__Short exercise__
Identify, in the records below, every line where the string "Gains" appears, and copy each such line.

__Excerpt from a dataset__

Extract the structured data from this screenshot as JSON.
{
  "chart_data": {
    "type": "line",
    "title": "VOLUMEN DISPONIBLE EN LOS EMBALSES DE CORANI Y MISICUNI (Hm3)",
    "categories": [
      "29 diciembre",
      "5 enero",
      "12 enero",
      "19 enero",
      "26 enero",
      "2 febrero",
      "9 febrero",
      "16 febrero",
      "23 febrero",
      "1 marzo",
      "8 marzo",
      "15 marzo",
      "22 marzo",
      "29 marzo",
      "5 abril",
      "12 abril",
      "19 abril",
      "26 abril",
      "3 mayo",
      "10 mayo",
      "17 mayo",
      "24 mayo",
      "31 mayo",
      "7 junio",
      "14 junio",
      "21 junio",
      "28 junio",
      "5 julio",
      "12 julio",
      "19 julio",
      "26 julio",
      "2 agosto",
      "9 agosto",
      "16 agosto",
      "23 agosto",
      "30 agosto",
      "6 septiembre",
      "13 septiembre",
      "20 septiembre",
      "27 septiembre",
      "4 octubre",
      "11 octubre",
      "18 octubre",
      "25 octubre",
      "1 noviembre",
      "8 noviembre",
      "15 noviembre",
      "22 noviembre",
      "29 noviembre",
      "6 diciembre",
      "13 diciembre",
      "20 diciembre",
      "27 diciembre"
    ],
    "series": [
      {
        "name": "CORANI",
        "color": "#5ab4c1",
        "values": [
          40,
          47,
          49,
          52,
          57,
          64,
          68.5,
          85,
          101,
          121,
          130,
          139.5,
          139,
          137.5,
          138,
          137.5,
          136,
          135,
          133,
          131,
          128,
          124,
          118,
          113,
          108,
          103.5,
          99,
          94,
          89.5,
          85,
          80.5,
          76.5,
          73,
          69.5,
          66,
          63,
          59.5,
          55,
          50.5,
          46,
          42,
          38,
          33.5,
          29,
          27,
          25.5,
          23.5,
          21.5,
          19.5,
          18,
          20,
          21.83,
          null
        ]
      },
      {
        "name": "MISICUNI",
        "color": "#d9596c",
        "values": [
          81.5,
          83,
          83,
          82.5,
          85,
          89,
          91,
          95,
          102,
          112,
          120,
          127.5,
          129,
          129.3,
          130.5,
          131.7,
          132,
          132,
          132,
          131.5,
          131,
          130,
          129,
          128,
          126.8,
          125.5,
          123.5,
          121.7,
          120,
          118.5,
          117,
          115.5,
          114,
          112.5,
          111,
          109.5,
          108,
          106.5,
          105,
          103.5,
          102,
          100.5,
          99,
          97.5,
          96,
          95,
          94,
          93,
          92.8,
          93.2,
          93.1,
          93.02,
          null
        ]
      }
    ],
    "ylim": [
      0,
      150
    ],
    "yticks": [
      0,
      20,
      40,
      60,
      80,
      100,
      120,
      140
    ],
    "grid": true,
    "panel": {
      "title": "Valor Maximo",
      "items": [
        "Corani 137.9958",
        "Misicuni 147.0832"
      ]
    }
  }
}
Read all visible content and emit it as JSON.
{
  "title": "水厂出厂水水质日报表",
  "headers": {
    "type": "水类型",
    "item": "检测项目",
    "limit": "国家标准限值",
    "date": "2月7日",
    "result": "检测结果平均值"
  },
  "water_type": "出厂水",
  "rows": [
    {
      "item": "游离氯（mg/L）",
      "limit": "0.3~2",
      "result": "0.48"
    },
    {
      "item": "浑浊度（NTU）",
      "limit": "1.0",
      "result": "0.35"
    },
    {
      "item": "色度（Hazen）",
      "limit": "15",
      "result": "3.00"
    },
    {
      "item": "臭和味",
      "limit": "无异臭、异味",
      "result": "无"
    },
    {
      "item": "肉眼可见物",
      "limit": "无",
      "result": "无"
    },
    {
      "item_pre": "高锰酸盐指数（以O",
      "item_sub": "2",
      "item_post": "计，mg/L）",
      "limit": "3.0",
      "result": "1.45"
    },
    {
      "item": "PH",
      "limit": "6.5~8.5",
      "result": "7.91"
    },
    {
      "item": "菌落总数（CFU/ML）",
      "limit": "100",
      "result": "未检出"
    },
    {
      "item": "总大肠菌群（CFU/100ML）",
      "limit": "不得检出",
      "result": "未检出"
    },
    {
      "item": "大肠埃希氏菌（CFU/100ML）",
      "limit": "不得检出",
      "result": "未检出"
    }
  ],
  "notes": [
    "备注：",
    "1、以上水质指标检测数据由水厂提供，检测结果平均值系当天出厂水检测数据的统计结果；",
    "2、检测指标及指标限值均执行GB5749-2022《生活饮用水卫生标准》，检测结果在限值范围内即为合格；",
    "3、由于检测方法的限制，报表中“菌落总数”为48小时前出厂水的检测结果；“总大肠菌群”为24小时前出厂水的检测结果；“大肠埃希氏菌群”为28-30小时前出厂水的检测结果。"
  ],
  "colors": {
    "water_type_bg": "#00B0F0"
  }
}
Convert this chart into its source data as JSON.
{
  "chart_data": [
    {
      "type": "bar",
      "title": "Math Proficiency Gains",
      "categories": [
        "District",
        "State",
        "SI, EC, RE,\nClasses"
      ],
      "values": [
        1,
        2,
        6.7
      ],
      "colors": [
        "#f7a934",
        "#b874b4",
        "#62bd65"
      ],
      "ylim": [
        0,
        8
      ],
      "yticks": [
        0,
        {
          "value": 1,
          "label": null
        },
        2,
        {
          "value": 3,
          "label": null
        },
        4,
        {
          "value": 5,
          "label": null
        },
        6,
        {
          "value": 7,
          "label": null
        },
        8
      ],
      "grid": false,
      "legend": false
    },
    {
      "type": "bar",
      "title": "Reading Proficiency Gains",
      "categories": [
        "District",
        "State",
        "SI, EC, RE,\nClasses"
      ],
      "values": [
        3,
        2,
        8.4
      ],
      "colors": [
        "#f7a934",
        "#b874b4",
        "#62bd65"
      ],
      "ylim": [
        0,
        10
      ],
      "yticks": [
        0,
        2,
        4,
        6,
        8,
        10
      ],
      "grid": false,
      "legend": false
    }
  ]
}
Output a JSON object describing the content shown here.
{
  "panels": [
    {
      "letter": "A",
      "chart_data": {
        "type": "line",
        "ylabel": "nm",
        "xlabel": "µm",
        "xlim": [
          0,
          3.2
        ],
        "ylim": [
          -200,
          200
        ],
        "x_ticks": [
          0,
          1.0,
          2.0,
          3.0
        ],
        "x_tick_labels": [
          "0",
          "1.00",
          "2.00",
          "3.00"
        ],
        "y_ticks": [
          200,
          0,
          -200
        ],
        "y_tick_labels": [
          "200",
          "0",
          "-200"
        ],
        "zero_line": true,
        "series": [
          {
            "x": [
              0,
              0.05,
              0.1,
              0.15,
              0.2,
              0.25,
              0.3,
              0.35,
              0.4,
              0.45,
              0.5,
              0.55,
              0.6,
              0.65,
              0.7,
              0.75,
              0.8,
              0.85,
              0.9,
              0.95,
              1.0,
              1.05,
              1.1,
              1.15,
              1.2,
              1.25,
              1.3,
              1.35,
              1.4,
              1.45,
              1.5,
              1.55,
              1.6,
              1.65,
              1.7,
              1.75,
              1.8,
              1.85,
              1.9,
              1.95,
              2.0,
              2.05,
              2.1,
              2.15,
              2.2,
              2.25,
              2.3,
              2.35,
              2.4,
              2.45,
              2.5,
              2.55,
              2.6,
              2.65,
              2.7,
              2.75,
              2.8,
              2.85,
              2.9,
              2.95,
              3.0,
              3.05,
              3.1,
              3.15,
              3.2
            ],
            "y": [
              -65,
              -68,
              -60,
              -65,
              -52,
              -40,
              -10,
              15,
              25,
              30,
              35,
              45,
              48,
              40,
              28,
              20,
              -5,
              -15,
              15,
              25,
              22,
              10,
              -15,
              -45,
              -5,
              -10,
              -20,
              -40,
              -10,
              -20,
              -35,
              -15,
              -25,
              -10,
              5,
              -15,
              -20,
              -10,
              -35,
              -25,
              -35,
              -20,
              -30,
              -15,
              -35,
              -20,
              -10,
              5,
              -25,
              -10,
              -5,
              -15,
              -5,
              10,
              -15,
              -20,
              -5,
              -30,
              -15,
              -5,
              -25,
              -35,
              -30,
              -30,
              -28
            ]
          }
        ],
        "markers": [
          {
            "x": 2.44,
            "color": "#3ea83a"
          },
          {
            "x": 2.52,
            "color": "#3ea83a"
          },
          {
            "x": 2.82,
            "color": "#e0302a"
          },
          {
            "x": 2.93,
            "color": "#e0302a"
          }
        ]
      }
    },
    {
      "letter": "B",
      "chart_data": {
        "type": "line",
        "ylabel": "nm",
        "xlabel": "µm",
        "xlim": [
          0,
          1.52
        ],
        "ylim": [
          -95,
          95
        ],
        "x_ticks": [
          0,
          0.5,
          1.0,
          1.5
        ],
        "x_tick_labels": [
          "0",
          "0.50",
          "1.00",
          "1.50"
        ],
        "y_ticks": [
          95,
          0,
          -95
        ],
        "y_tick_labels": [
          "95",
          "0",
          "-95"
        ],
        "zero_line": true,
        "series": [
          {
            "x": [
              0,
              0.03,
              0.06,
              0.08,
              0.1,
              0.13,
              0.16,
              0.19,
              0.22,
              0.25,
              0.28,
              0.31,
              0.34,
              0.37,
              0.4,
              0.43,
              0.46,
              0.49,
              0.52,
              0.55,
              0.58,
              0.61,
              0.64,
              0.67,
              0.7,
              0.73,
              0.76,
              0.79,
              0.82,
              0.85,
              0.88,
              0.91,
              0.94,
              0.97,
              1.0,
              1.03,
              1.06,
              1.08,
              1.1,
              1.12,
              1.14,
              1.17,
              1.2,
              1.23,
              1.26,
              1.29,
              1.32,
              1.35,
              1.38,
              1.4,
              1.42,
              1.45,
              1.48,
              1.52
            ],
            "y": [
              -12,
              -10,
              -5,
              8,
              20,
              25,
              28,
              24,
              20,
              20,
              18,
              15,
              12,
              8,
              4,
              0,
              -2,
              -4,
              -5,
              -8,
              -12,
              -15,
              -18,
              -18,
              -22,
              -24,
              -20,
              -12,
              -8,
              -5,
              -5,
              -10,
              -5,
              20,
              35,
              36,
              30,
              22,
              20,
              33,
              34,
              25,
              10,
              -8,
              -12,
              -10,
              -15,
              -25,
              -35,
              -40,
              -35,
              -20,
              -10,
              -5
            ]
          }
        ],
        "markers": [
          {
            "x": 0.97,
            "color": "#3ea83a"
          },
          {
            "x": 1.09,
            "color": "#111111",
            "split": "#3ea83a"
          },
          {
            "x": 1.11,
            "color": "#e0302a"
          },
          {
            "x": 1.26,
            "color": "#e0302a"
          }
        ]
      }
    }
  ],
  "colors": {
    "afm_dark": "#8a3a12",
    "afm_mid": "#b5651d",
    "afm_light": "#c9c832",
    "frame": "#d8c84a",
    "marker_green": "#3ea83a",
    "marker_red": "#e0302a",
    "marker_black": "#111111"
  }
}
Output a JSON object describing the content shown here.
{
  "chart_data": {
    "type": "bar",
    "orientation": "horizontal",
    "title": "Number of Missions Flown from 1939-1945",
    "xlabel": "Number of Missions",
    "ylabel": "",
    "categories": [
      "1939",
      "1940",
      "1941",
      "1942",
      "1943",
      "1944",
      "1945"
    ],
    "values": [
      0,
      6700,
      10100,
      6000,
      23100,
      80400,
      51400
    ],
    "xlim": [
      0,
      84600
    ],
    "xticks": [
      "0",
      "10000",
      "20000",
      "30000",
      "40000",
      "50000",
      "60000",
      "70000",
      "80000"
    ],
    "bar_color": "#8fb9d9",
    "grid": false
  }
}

__Output of the task__
      "title": "Math Proficiency Gains",
      "title": "Reading Proficiency Gains",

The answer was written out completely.